### Excerpted records
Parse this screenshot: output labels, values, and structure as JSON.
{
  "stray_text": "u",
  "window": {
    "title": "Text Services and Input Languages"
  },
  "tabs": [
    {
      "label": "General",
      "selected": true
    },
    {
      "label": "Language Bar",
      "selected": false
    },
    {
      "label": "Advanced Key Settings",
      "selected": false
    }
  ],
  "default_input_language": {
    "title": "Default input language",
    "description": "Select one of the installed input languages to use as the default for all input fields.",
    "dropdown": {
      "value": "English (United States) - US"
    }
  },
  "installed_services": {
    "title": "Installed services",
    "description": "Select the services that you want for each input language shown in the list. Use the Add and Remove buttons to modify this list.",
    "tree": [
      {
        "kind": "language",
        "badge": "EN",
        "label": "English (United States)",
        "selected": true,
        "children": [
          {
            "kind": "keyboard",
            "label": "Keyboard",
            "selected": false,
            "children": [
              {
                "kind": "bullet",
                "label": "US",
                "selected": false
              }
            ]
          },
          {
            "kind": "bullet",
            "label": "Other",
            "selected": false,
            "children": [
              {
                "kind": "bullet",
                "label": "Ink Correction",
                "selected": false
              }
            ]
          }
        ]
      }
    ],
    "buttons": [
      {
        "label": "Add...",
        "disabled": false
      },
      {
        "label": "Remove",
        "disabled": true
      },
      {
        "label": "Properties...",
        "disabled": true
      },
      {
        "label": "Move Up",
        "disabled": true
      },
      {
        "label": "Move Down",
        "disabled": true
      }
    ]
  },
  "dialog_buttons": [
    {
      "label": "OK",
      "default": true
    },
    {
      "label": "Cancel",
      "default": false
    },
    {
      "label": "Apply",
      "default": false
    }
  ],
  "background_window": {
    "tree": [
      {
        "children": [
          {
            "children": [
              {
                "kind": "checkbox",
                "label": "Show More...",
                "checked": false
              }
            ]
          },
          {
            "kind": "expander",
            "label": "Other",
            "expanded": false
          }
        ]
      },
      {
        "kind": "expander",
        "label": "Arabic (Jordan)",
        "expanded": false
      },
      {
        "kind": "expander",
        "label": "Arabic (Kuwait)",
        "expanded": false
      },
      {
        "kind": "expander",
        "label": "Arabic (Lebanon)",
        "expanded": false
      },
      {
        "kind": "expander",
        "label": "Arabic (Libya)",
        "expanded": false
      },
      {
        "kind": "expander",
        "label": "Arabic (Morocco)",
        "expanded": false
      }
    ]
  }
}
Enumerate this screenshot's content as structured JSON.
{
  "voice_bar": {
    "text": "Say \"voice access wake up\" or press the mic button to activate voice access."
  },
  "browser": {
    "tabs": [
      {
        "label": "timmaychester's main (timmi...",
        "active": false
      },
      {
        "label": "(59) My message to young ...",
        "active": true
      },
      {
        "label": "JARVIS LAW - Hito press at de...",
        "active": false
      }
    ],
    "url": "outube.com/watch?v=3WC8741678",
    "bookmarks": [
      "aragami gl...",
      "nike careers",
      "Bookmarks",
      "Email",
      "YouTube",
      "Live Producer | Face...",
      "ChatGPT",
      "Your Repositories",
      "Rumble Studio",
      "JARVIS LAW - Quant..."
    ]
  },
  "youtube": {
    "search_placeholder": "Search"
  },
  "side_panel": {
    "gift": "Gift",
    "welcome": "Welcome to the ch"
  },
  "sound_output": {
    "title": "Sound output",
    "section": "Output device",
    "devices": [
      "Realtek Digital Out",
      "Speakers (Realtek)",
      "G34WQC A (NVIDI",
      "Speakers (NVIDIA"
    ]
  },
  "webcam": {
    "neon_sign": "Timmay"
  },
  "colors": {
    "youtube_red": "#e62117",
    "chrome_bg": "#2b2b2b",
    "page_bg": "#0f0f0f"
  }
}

### Aim of the task
Pull out every line of the entries that includes the word "English".

### Result of this exercise
      "value": "English (United States) - US"
        "label": "English (United States)",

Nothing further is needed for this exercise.